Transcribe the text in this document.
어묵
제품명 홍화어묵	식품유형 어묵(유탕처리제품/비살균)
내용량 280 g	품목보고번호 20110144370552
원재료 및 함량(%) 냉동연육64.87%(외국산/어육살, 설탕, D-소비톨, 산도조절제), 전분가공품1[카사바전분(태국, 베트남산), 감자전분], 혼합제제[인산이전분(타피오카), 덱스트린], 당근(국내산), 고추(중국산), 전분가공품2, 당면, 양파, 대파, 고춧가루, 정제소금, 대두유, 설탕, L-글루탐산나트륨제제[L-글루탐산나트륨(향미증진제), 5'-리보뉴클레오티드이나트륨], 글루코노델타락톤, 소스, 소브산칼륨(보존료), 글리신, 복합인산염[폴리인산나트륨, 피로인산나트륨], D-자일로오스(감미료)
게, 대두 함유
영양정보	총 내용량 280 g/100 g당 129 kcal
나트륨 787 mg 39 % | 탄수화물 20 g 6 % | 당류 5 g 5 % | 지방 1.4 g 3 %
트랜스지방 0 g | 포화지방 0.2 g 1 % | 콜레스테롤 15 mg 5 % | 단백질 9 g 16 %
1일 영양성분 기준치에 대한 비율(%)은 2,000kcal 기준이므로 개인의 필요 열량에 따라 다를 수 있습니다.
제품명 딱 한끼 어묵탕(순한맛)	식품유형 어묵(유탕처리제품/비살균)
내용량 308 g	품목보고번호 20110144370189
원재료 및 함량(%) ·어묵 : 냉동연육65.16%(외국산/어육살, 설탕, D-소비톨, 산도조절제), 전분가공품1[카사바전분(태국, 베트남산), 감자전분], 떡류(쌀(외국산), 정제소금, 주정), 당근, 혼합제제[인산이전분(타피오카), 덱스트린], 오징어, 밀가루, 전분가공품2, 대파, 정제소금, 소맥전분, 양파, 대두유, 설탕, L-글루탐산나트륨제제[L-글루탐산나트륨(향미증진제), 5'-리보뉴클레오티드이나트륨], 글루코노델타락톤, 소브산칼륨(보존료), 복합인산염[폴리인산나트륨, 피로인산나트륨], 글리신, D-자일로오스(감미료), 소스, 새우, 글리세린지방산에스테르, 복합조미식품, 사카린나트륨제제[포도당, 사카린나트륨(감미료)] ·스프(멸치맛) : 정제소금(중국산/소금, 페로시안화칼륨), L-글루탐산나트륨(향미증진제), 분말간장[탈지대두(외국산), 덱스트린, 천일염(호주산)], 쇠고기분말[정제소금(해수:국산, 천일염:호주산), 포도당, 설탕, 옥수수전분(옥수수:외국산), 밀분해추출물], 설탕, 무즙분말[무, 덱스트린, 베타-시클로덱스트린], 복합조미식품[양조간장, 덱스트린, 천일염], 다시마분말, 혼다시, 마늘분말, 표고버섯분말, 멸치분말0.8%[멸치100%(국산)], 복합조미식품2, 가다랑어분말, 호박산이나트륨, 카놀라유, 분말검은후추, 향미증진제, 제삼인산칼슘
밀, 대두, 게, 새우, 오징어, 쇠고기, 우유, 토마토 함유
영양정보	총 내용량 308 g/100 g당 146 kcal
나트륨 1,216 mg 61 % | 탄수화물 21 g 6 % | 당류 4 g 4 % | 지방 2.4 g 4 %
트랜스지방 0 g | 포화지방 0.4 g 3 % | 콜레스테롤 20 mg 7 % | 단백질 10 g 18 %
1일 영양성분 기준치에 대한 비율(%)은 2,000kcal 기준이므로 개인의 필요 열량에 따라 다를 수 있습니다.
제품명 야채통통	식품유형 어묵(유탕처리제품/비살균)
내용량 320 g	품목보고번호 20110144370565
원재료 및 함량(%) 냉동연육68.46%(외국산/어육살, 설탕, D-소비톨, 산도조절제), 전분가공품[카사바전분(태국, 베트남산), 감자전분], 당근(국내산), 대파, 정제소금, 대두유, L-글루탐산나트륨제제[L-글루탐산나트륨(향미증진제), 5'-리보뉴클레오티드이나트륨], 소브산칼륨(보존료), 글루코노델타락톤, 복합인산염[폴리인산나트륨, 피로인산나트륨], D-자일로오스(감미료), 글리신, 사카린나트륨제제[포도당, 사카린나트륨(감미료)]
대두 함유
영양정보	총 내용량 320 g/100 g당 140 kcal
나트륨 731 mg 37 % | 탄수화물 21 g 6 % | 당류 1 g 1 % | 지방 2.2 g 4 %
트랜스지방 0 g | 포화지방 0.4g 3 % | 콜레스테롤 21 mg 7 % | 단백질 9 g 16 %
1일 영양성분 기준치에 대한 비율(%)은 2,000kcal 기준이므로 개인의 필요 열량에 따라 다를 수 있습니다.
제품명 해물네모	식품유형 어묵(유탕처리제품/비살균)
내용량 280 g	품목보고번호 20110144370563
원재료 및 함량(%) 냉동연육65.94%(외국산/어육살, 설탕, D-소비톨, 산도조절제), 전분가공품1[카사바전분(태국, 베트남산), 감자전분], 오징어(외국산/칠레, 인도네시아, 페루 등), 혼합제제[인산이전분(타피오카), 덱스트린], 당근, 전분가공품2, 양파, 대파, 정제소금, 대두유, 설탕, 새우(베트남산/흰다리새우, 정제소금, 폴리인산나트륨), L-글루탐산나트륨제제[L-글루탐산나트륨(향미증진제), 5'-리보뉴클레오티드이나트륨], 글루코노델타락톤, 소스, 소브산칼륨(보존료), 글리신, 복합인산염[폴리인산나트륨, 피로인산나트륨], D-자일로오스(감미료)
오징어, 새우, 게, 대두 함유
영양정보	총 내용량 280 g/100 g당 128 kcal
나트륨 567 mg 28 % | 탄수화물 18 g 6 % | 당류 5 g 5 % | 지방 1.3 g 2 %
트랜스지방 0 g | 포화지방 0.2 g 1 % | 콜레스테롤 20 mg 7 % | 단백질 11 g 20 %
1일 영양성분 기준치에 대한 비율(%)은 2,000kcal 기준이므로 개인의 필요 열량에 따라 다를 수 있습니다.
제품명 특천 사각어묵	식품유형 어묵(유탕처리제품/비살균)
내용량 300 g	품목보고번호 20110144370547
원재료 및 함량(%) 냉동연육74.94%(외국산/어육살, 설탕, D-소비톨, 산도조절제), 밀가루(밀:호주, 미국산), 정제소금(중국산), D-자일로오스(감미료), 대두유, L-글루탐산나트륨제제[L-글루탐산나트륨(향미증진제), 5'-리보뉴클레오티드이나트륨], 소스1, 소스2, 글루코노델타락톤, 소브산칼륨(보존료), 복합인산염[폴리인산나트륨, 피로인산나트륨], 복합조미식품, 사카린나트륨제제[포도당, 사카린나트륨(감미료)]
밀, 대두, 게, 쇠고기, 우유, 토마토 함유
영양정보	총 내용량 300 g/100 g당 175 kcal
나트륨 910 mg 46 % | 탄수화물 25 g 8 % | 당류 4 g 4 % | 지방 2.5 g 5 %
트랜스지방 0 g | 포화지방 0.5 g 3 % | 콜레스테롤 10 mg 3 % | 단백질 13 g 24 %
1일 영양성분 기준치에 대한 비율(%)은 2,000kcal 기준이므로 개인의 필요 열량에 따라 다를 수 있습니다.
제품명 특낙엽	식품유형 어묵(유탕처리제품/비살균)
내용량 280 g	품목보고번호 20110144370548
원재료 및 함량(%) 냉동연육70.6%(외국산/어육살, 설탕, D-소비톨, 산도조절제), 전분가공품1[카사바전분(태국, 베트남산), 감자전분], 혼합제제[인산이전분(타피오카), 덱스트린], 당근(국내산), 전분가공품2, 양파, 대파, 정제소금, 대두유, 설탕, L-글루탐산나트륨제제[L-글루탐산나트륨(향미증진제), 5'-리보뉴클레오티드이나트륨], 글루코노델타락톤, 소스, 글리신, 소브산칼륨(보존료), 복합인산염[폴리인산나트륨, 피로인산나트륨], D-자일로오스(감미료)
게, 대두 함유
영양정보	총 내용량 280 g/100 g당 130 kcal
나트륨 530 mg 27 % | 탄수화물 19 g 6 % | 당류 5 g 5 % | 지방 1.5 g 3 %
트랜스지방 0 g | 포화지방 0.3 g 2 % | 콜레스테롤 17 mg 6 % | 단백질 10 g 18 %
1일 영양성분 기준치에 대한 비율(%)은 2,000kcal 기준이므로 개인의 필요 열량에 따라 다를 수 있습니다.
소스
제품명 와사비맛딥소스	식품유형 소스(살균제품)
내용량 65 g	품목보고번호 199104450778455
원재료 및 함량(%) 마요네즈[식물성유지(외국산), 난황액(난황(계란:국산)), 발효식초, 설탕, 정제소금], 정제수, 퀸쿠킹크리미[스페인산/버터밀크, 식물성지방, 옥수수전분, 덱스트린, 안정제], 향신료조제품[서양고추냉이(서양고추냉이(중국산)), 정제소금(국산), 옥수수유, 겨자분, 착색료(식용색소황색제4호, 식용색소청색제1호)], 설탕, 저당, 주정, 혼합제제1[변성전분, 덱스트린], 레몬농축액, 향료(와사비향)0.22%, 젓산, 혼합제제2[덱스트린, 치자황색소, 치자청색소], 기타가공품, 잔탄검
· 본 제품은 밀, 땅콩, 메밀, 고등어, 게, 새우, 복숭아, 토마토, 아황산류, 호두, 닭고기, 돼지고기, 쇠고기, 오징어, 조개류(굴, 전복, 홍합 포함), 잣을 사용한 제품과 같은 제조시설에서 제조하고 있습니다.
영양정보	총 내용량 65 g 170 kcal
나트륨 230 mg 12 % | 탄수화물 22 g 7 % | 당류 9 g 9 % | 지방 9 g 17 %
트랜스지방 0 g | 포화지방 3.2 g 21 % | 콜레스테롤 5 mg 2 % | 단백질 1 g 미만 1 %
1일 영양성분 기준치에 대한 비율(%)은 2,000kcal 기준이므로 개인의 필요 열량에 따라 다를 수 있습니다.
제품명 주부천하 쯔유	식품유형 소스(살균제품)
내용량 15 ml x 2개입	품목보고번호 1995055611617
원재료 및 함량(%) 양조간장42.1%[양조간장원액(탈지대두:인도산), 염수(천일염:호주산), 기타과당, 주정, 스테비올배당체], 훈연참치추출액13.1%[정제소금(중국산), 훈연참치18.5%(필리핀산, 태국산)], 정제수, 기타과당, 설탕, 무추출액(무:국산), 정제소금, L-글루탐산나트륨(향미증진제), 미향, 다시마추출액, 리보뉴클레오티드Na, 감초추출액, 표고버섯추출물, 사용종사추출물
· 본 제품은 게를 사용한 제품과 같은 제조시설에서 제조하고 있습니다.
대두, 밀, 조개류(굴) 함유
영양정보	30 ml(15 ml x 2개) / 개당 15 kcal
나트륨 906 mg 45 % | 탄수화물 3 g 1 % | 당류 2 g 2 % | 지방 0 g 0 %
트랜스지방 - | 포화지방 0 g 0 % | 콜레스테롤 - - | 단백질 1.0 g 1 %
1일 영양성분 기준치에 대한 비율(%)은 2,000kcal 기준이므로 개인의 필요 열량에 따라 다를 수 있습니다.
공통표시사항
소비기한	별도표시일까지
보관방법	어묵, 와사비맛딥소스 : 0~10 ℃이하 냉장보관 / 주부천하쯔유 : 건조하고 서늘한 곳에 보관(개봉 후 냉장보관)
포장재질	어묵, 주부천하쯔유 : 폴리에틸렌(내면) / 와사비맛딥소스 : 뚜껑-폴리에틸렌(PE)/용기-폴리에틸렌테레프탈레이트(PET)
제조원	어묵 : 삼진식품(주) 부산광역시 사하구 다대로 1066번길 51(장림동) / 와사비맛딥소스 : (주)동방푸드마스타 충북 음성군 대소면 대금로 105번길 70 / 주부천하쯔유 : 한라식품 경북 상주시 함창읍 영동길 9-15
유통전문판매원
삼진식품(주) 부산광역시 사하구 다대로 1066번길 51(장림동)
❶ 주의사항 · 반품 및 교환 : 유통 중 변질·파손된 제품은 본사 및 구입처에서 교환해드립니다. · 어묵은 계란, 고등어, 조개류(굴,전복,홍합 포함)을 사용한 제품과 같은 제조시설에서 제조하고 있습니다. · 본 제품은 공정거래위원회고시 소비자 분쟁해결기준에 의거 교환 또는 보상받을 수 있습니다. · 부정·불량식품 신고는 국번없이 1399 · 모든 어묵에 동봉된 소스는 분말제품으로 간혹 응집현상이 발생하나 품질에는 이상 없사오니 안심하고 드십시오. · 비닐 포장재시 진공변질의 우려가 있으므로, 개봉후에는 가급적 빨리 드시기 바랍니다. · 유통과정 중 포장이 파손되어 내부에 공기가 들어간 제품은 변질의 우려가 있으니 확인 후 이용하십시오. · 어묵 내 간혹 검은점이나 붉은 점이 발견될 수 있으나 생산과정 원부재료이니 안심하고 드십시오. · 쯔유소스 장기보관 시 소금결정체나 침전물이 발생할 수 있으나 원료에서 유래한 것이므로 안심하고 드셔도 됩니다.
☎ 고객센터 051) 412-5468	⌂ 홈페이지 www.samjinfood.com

::::

(INSTRUCTIONS FOR THE TASK) For each line above that contains the word "유탕처리제품", copy that line.

(RESULT OF THIS TASK)
제품명 홍화어묵	식품유형 어묵(유탕처리제품/비살균)
제품명 딱 한끼 어묵탕(순한맛)	식품유형 어묵(유탕처리제품/비살균)
제품명 야채통통	식품유형 어묵(유탕처리제품/비살균)
제품명 해물네모	식품유형 어묵(유탕처리제품/비살균)
제품명 특천 사각어묵	식품유형 어묵(유탕처리제품/비살균)
제품명 특낙엽	식품유형 어묵(유탕처리제품/비살균)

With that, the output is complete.